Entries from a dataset
════════════════════
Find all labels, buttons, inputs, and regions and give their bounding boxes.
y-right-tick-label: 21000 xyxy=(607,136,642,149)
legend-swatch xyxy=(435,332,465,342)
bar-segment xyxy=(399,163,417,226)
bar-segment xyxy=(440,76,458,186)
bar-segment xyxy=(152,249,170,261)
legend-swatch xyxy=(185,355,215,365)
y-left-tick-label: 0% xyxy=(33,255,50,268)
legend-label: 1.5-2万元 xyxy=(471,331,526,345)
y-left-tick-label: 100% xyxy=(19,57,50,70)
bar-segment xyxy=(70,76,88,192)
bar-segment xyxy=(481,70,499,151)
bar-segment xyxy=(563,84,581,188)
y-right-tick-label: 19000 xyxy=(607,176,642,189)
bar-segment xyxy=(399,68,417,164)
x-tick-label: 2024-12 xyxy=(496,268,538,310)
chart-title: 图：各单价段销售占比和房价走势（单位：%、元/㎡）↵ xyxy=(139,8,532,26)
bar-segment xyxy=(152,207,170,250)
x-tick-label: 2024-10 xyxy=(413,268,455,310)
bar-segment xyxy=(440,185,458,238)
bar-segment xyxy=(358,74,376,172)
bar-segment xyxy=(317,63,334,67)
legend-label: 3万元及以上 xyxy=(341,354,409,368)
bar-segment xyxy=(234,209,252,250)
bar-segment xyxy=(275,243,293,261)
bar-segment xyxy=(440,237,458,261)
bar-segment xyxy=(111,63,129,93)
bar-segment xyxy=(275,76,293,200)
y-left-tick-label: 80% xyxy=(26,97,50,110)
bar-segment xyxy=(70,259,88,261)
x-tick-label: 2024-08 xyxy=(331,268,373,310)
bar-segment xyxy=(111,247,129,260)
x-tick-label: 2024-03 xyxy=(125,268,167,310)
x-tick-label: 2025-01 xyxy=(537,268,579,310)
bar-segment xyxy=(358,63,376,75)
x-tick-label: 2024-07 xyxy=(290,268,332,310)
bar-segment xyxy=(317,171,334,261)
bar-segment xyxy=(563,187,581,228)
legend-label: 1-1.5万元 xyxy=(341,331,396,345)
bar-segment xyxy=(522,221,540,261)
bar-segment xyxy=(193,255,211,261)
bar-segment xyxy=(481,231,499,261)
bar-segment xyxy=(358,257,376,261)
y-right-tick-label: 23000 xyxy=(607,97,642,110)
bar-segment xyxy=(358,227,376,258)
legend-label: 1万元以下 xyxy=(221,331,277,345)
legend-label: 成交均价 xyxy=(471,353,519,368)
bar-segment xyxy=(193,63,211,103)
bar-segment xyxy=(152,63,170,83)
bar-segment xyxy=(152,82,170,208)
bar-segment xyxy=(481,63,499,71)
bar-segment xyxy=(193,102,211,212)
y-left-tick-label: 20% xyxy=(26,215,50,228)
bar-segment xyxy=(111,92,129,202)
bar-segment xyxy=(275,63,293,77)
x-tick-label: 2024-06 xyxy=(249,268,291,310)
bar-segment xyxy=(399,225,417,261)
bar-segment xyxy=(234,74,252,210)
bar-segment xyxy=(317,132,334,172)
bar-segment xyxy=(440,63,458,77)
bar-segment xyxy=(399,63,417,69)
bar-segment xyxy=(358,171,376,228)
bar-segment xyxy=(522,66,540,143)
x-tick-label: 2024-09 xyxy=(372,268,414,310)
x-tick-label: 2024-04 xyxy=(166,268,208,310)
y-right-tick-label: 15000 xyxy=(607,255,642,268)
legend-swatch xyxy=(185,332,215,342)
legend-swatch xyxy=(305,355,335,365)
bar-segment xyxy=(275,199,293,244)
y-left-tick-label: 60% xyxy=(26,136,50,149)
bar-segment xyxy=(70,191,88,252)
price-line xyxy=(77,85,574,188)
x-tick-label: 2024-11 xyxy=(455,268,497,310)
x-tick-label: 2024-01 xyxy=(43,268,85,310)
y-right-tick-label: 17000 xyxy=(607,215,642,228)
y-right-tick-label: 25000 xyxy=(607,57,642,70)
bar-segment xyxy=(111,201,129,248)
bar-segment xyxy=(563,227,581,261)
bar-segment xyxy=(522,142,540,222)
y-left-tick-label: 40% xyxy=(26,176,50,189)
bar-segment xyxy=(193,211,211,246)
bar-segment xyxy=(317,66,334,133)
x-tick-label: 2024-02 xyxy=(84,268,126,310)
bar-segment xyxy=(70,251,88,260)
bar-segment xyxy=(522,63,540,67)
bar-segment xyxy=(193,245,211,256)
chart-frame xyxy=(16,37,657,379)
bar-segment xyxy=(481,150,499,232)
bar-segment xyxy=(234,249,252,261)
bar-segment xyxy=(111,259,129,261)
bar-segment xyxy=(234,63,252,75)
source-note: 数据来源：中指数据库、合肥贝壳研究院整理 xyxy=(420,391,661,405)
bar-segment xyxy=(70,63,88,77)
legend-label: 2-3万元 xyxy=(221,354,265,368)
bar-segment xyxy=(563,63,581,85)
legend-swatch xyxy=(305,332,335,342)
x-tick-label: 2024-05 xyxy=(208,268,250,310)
════════════════════
**Your instructions:** Can you reproduce every line of the listing above word for word?

**Task response:**
Find all labels, buttons, inputs, and regions and give their bounding boxes.
y-right-tick-label: 21000 xyxy=(607,136,642,149)
legend-swatch xyxy=(435,332,465,342)
bar-segment xyxy=(399,163,417,226)
bar-segment xyxy=(440,76,458,186)
bar-segment xyxy=(152,249,170,261)
legend-swatch xyxy=(185,355,215,365)
y-left-tick-label: 0% xyxy=(33,255,50,268)
legend-label: 1.5-2万元 xyxy=(471,331,526,345)
y-left-tick-label: 100% xyxy=(19,57,50,70)
bar-segment xyxy=(70,76,88,192)
bar-segment xyxy=(481,70,499,151)
bar-segment xyxy=(563,84,581,188)
y-right-tick-label: 19000 xyxy=(607,176,642,189)
bar-segment xyxy=(399,68,417,164)
x-tick-label: 2024-12 xyxy=(496,268,538,310)
chart-title: 图：各单价段销售占比和房价走势（单位：%、元/㎡）↵ xyxy=(139,8,532,26)
bar-segment xyxy=(152,207,170,250)
x-tick-label: 2024-10 xyxy=(413,268,455,310)
bar-segment xyxy=(440,185,458,238)
bar-segment xyxy=(358,74,376,172)
bar-segment xyxy=(317,63,334,67)
legend-label: 3万元及以上 xyxy=(341,354,409,368)
bar-segment xyxy=(234,209,252,250)
bar-segment xyxy=(275,243,293,261)
bar-segment xyxy=(440,237,458,261)
bar-segment xyxy=(111,63,129,93)
bar-segment xyxy=(275,76,293,200)
y-left-tick-label: 80% xyxy=(26,97,50,110)
bar-segment xyxy=(70,259,88,261)
x-tick-label: 2024-08 xyxy=(331,268,373,310)
bar-segment xyxy=(111,247,129,260)
x-tick-label: 2024-03 xyxy=(125,268,167,310)
x-tick-label: 2025-01 xyxy=(537,268,579,310)
bar-segment xyxy=(358,63,376,75)
x-tick-label: 2024-07 xyxy=(290,268,332,310)
bar-segment xyxy=(317,171,334,261)
bar-segment xyxy=(563,187,581,228)
legend-label: 1-1.5万元 xyxy=(341,331,396,345)
bar-segment xyxy=(522,221,540,261)
bar-segment xyxy=(193,255,211,261)
bar-segment xyxy=(481,231,499,261)
bar-segment xyxy=(358,257,376,261)
y-right-tick-label: 23000 xyxy=(607,97,642,110)
bar-segment xyxy=(358,227,376,258)
legend-label: 1万元以下 xyxy=(221,331,277,345)
legend-label: 成交均价 xyxy=(471,353,519,368)
bar-segment xyxy=(193,63,211,103)
bar-segment xyxy=(152,63,170,83)
bar-segment xyxy=(152,82,170,208)
bar-segment xyxy=(481,63,499,71)
bar-segment xyxy=(193,102,211,212)
y-left-tick-label: 20% xyxy=(26,215,50,228)
bar-segment xyxy=(111,92,129,202)
bar-segment xyxy=(275,63,293,77)
x-tick-label: 2024-06 xyxy=(249,268,291,310)
bar-segment xyxy=(399,225,417,261)
bar-segment xyxy=(234,74,252,210)
bar-segment xyxy=(317,132,334,172)
bar-segment xyxy=(440,63,458,77)
bar-segment xyxy=(399,63,417,69)
bar-segment xyxy=(358,171,376,228)
bar-segment xyxy=(522,66,540,143)
x-tick-label: 2024-09 xyxy=(372,268,414,310)
x-tick-label: 2024-04 xyxy=(166,268,208,310)
y-right-tick-label: 15000 xyxy=(607,255,642,268)
legend-swatch xyxy=(185,332,215,342)
legend-swatch xyxy=(305,355,335,365)
bar-segment xyxy=(275,199,293,244)
y-left-tick-label: 60% xyxy=(26,136,50,149)
bar-segment xyxy=(70,191,88,252)
price-line xyxy=(77,85,574,188)
x-tick-label: 2024-11 xyxy=(455,268,497,310)
x-tick-label: 2024-01 xyxy=(43,268,85,310)
y-right-tick-label: 17000 xyxy=(607,215,642,228)
y-right-tick-label: 25000 xyxy=(607,57,642,70)
bar-segment xyxy=(111,201,129,248)
bar-segment xyxy=(563,227,581,261)
bar-segment xyxy=(522,142,540,222)
y-left-tick-label: 40% xyxy=(26,176,50,189)
bar-segment xyxy=(193,211,211,246)
bar-segment xyxy=(317,66,334,133)
x-tick-label: 2024-02 xyxy=(84,268,126,310)
bar-segment xyxy=(70,251,88,260)
bar-segment xyxy=(522,63,540,67)
bar-segment xyxy=(193,245,211,256)
chart-frame xyxy=(16,37,657,379)
bar-segment xyxy=(481,150,499,232)
bar-segment xyxy=(234,249,252,261)
bar-segment xyxy=(111,259,129,261)
bar-segment xyxy=(234,63,252,75)
source-note: 数据来源：中指数据库、合肥贝壳研究院整理 xyxy=(420,391,661,405)
bar-segment xyxy=(70,63,88,77)
legend-label: 2-3万元 xyxy=(221,354,265,368)
bar-segment xyxy=(563,63,581,85)
legend-swatch xyxy=(305,332,335,342)
x-tick-label: 2024-05 xyxy=(208,268,250,310)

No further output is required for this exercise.